Instructions to follow: Write out all of the entries that follow, word for word, but skip the pictures.

Supplied records:
=-=-=

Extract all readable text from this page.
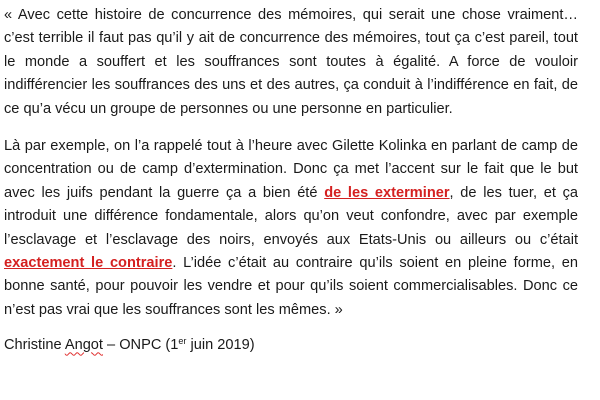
« Avec cette histoire de concurrence des mémoires, qui serait une chose vraiment… c’est terrible il faut pas qu’il y ait de concurrence des mémoires, tout ça c’est pareil, tout le monde a souffert et les souffrances sont toutes à égalité. A force de vouloir indifférencier les souffrances des uns et des autres, ça conduit à l’indifférence en fait, de ce qu’a vécu un groupe de personnes ou une personne en particulier.

Là par exemple, on l’a rappelé tout à l’heure avec Gilette Kolinka en parlant de camp de concentration ou de camp d’extermination. Donc ça met l’accent sur le fait que le but avec les juifs pendant la guerre ça a bien été de les exterminer, de les tuer, et ça introduit une différence fondamentale, alors qu’on veut confondre, avec par exemple l’esclavage et l’esclavage des noirs, envoyés aux Etats-Unis ou ailleurs ou c’était exactement le contraire. L’idée c’était au contraire qu’ils soient en pleine forme, en bonne santé, pour pouvoir les vendre et pour qu’ils soient commercialisables. Donc ce n’est pas vrai que les souffrances sont les mêmes. »

Christine Angot – ONPC (1er juin 2019)
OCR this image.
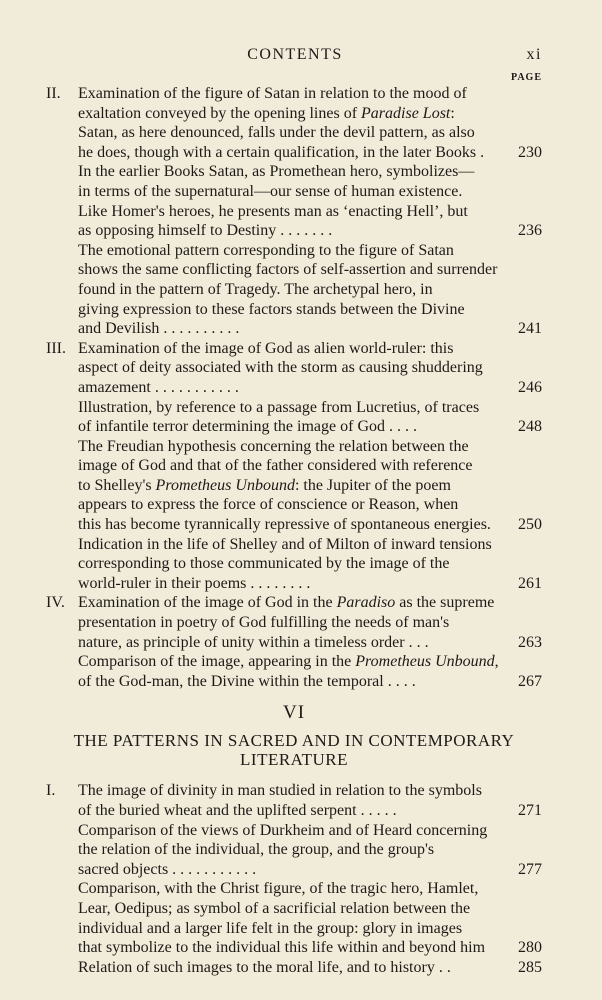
CONTENTS	xi
PAGE
II. Examination of the figure of Satan in relation to the mood of
exaltation conveyed by the opening lines of Paradise Lost:
Satan, as here denounced, falls under the devil pattern, as also
he does, though with a certain qualification, in the later Books .	230
In the earlier Books Satan, as Promethean hero, symbolizes—
in terms of the supernatural—our sense of human existence.
Like Homer's heroes, he presents man as ‘enacting Hell’, but
as opposing himself to Destiny . . . . . . .	236
The emotional pattern corresponding to the figure of Satan
shows the same conflicting factors of self-assertion and surrender
found in the pattern of Tragedy. The archetypal hero, in
giving expression to these factors stands between the Divine
and Devilish . . . . . . . . . .	241
III. Examination of the image of God as alien world-ruler: this
aspect of deity associated with the storm as causing shuddering
amazement . . . . . . . . . . .	246
Illustration, by reference to a passage from Lucretius, of traces
of infantile terror determining the image of God . . . .	248
The Freudian hypothesis concerning the relation between the
image of God and that of the father considered with reference
to Shelley's Prometheus Unbound: the Jupiter of the poem
appears to express the force of conscience or Reason, when
this has become tyrannically repressive of spontaneous energies.	250
Indication in the life of Shelley and of Milton of inward tensions
corresponding to those communicated by the image of the
world-ruler in their poems . . . . . . . .	261
IV. Examination of the image of God in the Paradiso as the supreme
presentation in poetry of God fulfilling the needs of man's
nature, as principle of unity within a timeless order . . .	263
Comparison of the image, appearing in the Prometheus Unbound,
of the God-man, the Divine within the temporal . . . .	267
VI
THE PATTERNS IN SACRED AND IN CONTEMPORARY
LITERATURE
I. The image of divinity in man studied in relation to the symbols
of the buried wheat and the uplifted serpent . . . . .	271
Comparison of the views of Durkheim and of Heard concerning
the relation of the individual, the group, and the group's
sacred objects . . . . . . . . . . .	277
Comparison, with the Christ figure, of the tragic hero, Hamlet,
Lear, Oedipus; as symbol of a sacrificial relation between the
individual and a larger life felt in the group: glory in images
that symbolize to the individual this life within and beyond him	280
Relation of such images to the moral life, and to history . .	285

=-=-=

Problem solution:
Extract all readable text from this page.
« Avec cette histoire de concurrence des mémoires, qui serait une chose vraiment… c’est terrible il faut pas qu’il y ait de concurrence des mémoires, tout ça c’est pareil, tout le monde a souffert et les souffrances sont toutes à égalité. A force de vouloir indifférencier les souffrances des uns et des autres, ça conduit à l’indifférence en fait, de ce qu’a vécu un groupe de personnes ou une personne en particulier.

Là par exemple, on l’a rappelé tout à l’heure avec Gilette Kolinka en parlant de camp de concentration ou de camp d’extermination. Donc ça met l’accent sur le fait que le but avec les juifs pendant la guerre ça a bien été de les exterminer, de les tuer, et ça introduit une différence fondamentale, alors qu’on veut confondre, avec par exemple l’esclavage et l’esclavage des noirs, envoyés aux Etats-Unis ou ailleurs ou c’était exactement le contraire. L’idée c’était au contraire qu’ils soient en pleine forme, en bonne santé, pour pouvoir les vendre et pour qu’ils soient commercialisables. Donc ce n’est pas vrai que les souffrances sont les mêmes. »

Christine Angot – ONPC (1er juin 2019)
OCR this image.
CONTENTS	xi
PAGE
II. Examination of the figure of Satan in relation to the mood of
exaltation conveyed by the opening lines of Paradise Lost:
Satan, as here denounced, falls under the devil pattern, as also
he does, though with a certain qualification, in the later Books .	230
In the earlier Books Satan, as Promethean hero, symbolizes—
in terms of the supernatural—our sense of human existence.
Like Homer's heroes, he presents man as ‘enacting Hell’, but
as opposing himself to Destiny . . . . . . .	236
The emotional pattern corresponding to the figure of Satan
shows the same conflicting factors of self-assertion and surrender
found in the pattern of Tragedy. The archetypal hero, in
giving expression to these factors stands between the Divine
and Devilish . . . . . . . . . .	241
III. Examination of the image of God as alien world-ruler: this
aspect of deity associated with the storm as causing shuddering
amazement . . . . . . . . . . .	246
Illustration, by reference to a passage from Lucretius, of traces
of infantile terror determining the image of God . . . .	248
The Freudian hypothesis concerning the relation between the
image of God and that of the father considered with reference
to Shelley's Prometheus Unbound: the Jupiter of the poem
appears to express the force of conscience or Reason, when
this has become tyrannically repressive of spontaneous energies.	250
Indication in the life of Shelley and of Milton of inward tensions
corresponding to those communicated by the image of the
world-ruler in their poems . . . . . . . .	261
IV. Examination of the image of God in the Paradiso as the supreme
presentation in poetry of God fulfilling the needs of man's
nature, as principle of unity within a timeless order . . .	263
Comparison of the image, appearing in the Prometheus Unbound,
of the God-man, the Divine within the temporal . . . .	267
VI
THE PATTERNS IN SACRED AND IN CONTEMPORARY
LITERATURE
I. The image of divinity in man studied in relation to the symbols
of the buried wheat and the uplifted serpent . . . . .	271
Comparison of the views of Durkheim and of Heard concerning
the relation of the individual, the group, and the group's
sacred objects . . . . . . . . . . .	277
Comparison, with the Christ figure, of the tragic hero, Hamlet,
Lear, Oedipus; as symbol of a sacrificial relation between the
individual and a larger life felt in the group: glory in images
that symbolize to the individual this life within and beyond him	280
Relation of such images to the moral life, and to history . .	285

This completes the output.